**What to work on:**
Please copy the data below word for word, keeping every line as it is.

**Listed entries:**

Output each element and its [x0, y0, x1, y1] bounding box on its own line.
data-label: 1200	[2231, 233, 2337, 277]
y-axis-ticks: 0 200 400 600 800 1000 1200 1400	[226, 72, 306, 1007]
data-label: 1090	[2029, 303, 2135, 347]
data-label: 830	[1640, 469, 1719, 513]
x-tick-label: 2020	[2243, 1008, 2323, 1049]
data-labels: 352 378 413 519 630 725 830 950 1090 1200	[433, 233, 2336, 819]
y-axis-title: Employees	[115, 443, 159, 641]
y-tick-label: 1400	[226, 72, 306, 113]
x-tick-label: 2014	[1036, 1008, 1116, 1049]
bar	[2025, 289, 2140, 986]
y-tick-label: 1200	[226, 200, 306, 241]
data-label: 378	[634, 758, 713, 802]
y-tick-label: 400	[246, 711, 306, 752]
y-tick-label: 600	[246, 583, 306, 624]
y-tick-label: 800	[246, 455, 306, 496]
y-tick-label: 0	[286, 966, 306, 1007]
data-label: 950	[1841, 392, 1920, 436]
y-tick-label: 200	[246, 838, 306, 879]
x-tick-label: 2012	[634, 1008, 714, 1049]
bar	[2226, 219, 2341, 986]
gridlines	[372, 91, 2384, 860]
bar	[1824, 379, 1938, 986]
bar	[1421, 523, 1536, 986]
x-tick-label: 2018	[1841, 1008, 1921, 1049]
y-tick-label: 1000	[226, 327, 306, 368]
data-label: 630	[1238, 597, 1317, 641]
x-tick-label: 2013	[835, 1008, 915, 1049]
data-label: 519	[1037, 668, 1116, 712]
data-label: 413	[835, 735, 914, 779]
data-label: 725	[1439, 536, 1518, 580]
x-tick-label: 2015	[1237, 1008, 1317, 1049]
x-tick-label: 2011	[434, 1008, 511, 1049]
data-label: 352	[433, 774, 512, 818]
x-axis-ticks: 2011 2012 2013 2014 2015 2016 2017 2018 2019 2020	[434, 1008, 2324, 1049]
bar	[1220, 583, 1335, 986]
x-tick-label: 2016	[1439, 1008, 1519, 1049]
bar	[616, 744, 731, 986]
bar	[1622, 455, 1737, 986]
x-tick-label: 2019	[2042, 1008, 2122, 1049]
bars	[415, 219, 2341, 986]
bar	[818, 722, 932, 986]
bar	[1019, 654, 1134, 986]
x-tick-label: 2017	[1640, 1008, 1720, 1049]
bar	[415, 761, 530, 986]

**Exercise solution:**
Output each element and its [x0, y0, x1, y1] bounding box on its own line.
data-label: 1200	[2231, 233, 2337, 277]
y-axis-ticks: 0 200 400 600 800 1000 1200 1400	[226, 72, 306, 1007]
data-label: 1090	[2029, 303, 2135, 347]
data-label: 830	[1640, 469, 1719, 513]
x-tick-label: 2020	[2243, 1008, 2323, 1049]
data-labels: 352 378 413 519 630 725 830 950 1090 1200	[433, 233, 2336, 819]
y-axis-title: Employees	[115, 443, 159, 641]
y-tick-label: 1400	[226, 72, 306, 113]
x-tick-label: 2014	[1036, 1008, 1116, 1049]
bar	[2025, 289, 2140, 986]
y-tick-label: 1200	[226, 200, 306, 241]
data-label: 378	[634, 758, 713, 802]
y-tick-label: 400	[246, 711, 306, 752]
y-tick-label: 600	[246, 583, 306, 624]
y-tick-label: 800	[246, 455, 306, 496]
y-tick-label: 0	[286, 966, 306, 1007]
data-label: 950	[1841, 392, 1920, 436]
y-tick-label: 200	[246, 838, 306, 879]
x-tick-label: 2012	[634, 1008, 714, 1049]
bar	[2226, 219, 2341, 986]
gridlines	[372, 91, 2384, 860]
bar	[1824, 379, 1938, 986]
bar	[1421, 523, 1536, 986]
x-tick-label: 2018	[1841, 1008, 1921, 1049]
y-tick-label: 1000	[226, 327, 306, 368]
data-label: 630	[1238, 597, 1317, 641]
x-tick-label: 2013	[835, 1008, 915, 1049]
data-label: 519	[1037, 668, 1116, 712]
data-label: 413	[835, 735, 914, 779]
data-label: 725	[1439, 536, 1518, 580]
x-tick-label: 2015	[1237, 1008, 1317, 1049]
x-tick-label: 2011	[434, 1008, 511, 1049]
data-label: 352	[433, 774, 512, 818]
x-axis-ticks: 2011 2012 2013 2014 2015 2016 2017 2018 2019 2020	[434, 1008, 2324, 1049]
bar	[1220, 583, 1335, 986]
x-tick-label: 2016	[1439, 1008, 1519, 1049]
bar	[616, 744, 731, 986]
bar	[1622, 455, 1737, 986]
x-tick-label: 2019	[2042, 1008, 2122, 1049]
bars	[415, 219, 2341, 986]
bar	[818, 722, 932, 986]
bar	[1019, 654, 1134, 986]
x-tick-label: 2017	[1640, 1008, 1720, 1049]
bar	[415, 761, 530, 986]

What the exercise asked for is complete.